Dataset items:

....

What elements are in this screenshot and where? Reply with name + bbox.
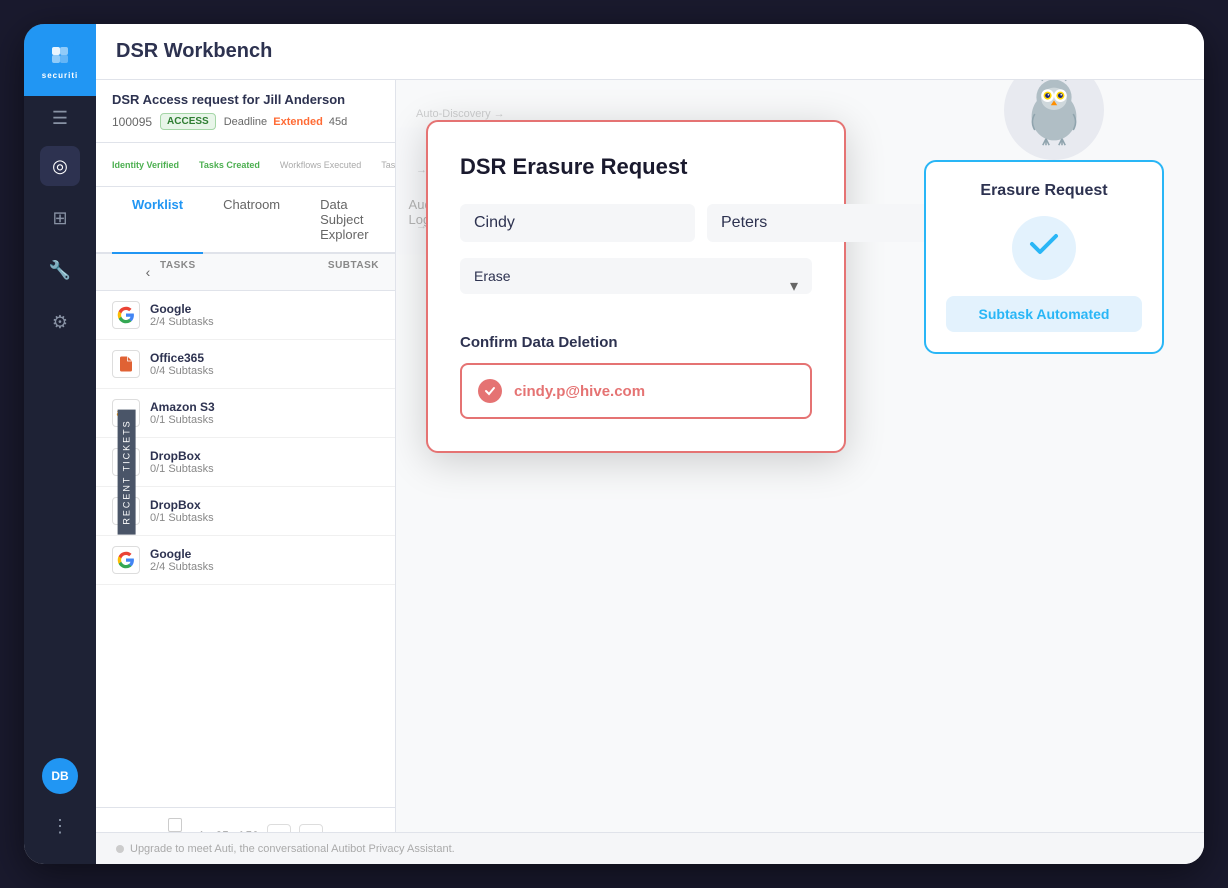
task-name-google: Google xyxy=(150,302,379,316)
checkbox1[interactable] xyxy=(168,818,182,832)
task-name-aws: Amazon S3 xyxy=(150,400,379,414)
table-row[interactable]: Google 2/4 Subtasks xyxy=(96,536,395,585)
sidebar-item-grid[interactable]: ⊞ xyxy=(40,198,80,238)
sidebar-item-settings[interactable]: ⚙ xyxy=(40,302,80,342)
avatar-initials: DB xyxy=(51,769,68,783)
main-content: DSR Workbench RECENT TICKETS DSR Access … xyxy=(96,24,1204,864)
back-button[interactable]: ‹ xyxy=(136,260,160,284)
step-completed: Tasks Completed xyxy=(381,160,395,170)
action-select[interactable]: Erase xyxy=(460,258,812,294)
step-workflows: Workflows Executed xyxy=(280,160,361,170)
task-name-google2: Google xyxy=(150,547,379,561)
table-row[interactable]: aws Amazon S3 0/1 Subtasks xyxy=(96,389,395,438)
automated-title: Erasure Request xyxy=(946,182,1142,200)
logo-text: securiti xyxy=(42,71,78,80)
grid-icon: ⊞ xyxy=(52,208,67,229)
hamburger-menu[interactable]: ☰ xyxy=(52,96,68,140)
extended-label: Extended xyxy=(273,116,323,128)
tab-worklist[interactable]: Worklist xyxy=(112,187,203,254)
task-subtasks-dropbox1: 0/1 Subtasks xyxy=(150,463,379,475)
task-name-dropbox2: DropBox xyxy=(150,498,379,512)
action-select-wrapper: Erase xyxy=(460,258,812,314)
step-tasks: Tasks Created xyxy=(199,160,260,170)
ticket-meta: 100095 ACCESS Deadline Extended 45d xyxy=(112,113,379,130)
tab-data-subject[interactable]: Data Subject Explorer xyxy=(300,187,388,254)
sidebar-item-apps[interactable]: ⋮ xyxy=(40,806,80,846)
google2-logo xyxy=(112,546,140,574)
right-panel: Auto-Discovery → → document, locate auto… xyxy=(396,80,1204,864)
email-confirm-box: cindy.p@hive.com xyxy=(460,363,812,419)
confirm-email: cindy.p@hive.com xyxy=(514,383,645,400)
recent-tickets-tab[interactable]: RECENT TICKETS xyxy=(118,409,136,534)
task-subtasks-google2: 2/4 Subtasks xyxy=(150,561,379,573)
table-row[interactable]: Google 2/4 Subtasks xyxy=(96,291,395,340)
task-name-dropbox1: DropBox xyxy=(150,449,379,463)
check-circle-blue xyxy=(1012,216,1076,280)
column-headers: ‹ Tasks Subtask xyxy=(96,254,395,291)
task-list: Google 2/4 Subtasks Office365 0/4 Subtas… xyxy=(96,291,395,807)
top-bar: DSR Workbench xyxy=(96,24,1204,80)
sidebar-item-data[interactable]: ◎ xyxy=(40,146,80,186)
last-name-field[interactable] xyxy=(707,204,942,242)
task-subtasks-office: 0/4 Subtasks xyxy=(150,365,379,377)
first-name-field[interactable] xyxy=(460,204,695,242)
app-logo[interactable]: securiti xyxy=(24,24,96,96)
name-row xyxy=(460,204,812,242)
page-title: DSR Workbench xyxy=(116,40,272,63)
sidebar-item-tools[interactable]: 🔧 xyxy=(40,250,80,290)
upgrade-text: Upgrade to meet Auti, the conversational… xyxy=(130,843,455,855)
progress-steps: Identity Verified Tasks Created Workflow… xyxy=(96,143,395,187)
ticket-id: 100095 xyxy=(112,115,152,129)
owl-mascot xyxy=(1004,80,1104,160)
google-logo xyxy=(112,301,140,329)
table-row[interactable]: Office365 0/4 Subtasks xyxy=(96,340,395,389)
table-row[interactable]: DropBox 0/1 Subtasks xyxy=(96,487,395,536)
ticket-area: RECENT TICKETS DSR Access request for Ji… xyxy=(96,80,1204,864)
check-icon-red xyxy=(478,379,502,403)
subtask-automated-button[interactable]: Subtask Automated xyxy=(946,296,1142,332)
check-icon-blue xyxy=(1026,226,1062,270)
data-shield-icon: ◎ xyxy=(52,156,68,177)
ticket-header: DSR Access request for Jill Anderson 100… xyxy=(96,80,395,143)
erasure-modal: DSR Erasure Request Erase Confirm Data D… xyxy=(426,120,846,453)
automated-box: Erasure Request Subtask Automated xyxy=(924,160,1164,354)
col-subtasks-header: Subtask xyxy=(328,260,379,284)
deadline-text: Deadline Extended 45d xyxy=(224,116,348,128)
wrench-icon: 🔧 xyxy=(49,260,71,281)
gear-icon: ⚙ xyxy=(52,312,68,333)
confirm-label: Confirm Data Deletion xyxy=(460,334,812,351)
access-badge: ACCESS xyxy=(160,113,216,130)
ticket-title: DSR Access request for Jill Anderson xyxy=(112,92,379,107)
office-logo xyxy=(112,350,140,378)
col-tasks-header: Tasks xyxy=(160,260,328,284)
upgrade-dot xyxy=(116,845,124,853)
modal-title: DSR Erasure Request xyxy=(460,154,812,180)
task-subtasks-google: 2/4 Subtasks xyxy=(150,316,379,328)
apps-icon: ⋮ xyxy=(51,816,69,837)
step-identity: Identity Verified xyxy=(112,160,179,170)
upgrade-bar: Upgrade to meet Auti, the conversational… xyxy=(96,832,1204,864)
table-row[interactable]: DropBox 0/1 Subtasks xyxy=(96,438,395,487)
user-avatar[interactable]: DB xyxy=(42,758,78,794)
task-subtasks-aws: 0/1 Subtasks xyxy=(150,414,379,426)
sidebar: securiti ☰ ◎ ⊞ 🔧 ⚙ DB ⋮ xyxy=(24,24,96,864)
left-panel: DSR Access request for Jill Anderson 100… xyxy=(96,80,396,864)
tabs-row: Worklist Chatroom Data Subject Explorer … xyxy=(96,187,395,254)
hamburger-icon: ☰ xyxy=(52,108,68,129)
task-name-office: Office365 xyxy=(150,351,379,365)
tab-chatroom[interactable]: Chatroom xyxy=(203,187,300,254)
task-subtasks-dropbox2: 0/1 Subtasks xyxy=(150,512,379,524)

....

● OBJECTIVE:
Change every occurrence of "interactable" in the material above to "clickable", leaving all other text untouched, and omit the pictures from your response.

● SOLUTION BELOW:
What elements are in this screenshot and where? Reply with name + bbox.
task-name-google: Google xyxy=(150,302,379,316)
checkbox1[clickable] xyxy=(168,818,182,832)
task-name-aws: Amazon S3 xyxy=(150,400,379,414)
table-row[clickable]: Google 2/4 Subtasks xyxy=(96,536,395,585)
sidebar-item-grid[clickable]: ⊞ xyxy=(40,198,80,238)
sidebar-item-settings[clickable]: ⚙ xyxy=(40,302,80,342)
avatar-initials: DB xyxy=(51,769,68,783)
main-content: DSR Workbench RECENT TICKETS DSR Access … xyxy=(96,24,1204,864)
back-button[clickable]: ‹ xyxy=(136,260,160,284)
step-completed: Tasks Completed xyxy=(381,160,395,170)
action-select[clickable]: Erase xyxy=(460,258,812,294)
step-workflows: Workflows Executed xyxy=(280,160,361,170)
task-name-google2: Google xyxy=(150,547,379,561)
table-row[clickable]: aws Amazon S3 0/1 Subtasks xyxy=(96,389,395,438)
automated-title: Erasure Request xyxy=(946,182,1142,200)
logo-text: securiti xyxy=(42,71,78,80)
grid-icon: ⊞ xyxy=(52,208,67,229)
hamburger-menu[clickable]: ☰ xyxy=(52,96,68,140)
extended-label: Extended xyxy=(273,116,323,128)
tab-worklist[clickable]: Worklist xyxy=(112,187,203,254)
task-subtasks-dropbox1: 0/1 Subtasks xyxy=(150,463,379,475)
task-name-dropbox2: DropBox xyxy=(150,498,379,512)
action-select-wrapper: Erase xyxy=(460,258,812,314)
step-tasks: Tasks Created xyxy=(199,160,260,170)
ticket-meta: 100095 ACCESS Deadline Extended 45d xyxy=(112,113,379,130)
tab-data-subject[clickable]: Data Subject Explorer xyxy=(300,187,388,254)
sidebar-item-apps[clickable]: ⋮ xyxy=(40,806,80,846)
google2-logo xyxy=(112,546,140,574)
right-panel: Auto-Discovery → → document, locate auto… xyxy=(396,80,1204,864)
email-confirm-box: cindy.p@hive.com xyxy=(460,363,812,419)
confirm-email: cindy.p@hive.com xyxy=(514,383,645,400)
recent-tickets-tab[clickable]: RECENT TICKETS xyxy=(118,409,136,534)
task-subtasks-google2: 2/4 Subtasks xyxy=(150,561,379,573)
table-row[clickable]: Google 2/4 Subtasks xyxy=(96,291,395,340)
task-name-dropbox1: DropBox xyxy=(150,449,379,463)
check-circle-blue xyxy=(1012,216,1076,280)
column-headers: ‹ Tasks Subtask xyxy=(96,254,395,291)
task-list: Google 2/4 Subtasks Office365 0/4 Subtas… xyxy=(96,291,395,807)
top-bar: DSR Workbench xyxy=(96,24,1204,80)
sidebar-item-data[clickable]: ◎ xyxy=(40,146,80,186)
last-name-field[clickable] xyxy=(707,204,942,242)
task-subtasks-office: 0/4 Subtasks xyxy=(150,365,379,377)
first-name-field[clickable] xyxy=(460,204,695,242)
app-logo[clickable]: securiti xyxy=(24,24,96,96)
name-row xyxy=(460,204,812,242)
page-title: DSR Workbench xyxy=(116,40,272,63)
sidebar-item-tools[clickable]: 🔧 xyxy=(40,250,80,290)
upgrade-text: Upgrade to meet Auti, the conversational… xyxy=(130,843,455,855)
progress-steps: Identity Verified Tasks Created Workflow… xyxy=(96,143,395,187)
ticket-id: 100095 xyxy=(112,115,152,129)
owl-mascot xyxy=(1004,80,1104,160)
google-logo xyxy=(112,301,140,329)
table-row[clickable]: Office365 0/4 Subtasks xyxy=(96,340,395,389)
table-row[clickable]: DropBox 0/1 Subtasks xyxy=(96,487,395,536)
ticket-area: RECENT TICKETS DSR Access request for Ji… xyxy=(96,80,1204,864)
check-icon-red xyxy=(478,379,502,403)
subtask-automated-button[clickable]: Subtask Automated xyxy=(946,296,1142,332)
check-icon-blue xyxy=(1026,226,1062,270)
data-shield-icon: ◎ xyxy=(52,156,68,177)
ticket-header: DSR Access request for Jill Anderson 100… xyxy=(96,80,395,143)
erasure-modal: DSR Erasure Request Erase Confirm Data D… xyxy=(426,120,846,453)
automated-box: Erasure Request Subtask Automated xyxy=(924,160,1164,354)
col-subtasks-header: Subtask xyxy=(328,260,379,284)
deadline-text: Deadline Extended 45d xyxy=(224,116,348,128)
wrench-icon: 🔧 xyxy=(49,260,71,281)
gear-icon: ⚙ xyxy=(52,312,68,333)
confirm-label: Confirm Data Deletion xyxy=(460,334,812,351)
access-badge: ACCESS xyxy=(160,113,216,130)
ticket-title: DSR Access request for Jill Anderson xyxy=(112,92,379,107)
office-logo xyxy=(112,350,140,378)
col-tasks-header: Tasks xyxy=(160,260,328,284)
upgrade-dot xyxy=(116,845,124,853)
modal-title: DSR Erasure Request xyxy=(460,154,812,180)
task-subtasks-google: 2/4 Subtasks xyxy=(150,316,379,328)
apps-icon: ⋮ xyxy=(51,816,69,837)
step-identity: Identity Verified xyxy=(112,160,179,170)
upgrade-bar: Upgrade to meet Auti, the conversational… xyxy=(96,832,1204,864)
table-row[clickable]: DropBox 0/1 Subtasks xyxy=(96,438,395,487)
user-avatar[clickable]: DB xyxy=(42,758,78,794)
task-subtasks-aws: 0/1 Subtasks xyxy=(150,414,379,426)
sidebar: securiti ☰ ◎ ⊞ 🔧 ⚙ DB ⋮ xyxy=(24,24,96,864)
left-panel: DSR Access request for Jill Anderson 100… xyxy=(96,80,396,864)
tabs-row: Worklist Chatroom Data Subject Explorer … xyxy=(96,187,395,254)
hamburger-icon: ☰ xyxy=(52,108,68,129)
task-name-office: Office365 xyxy=(150,351,379,365)
tab-chatroom[clickable]: Chatroom xyxy=(203,187,300,254)
task-subtasks-dropbox2: 0/1 Subtasks xyxy=(150,512,379,524)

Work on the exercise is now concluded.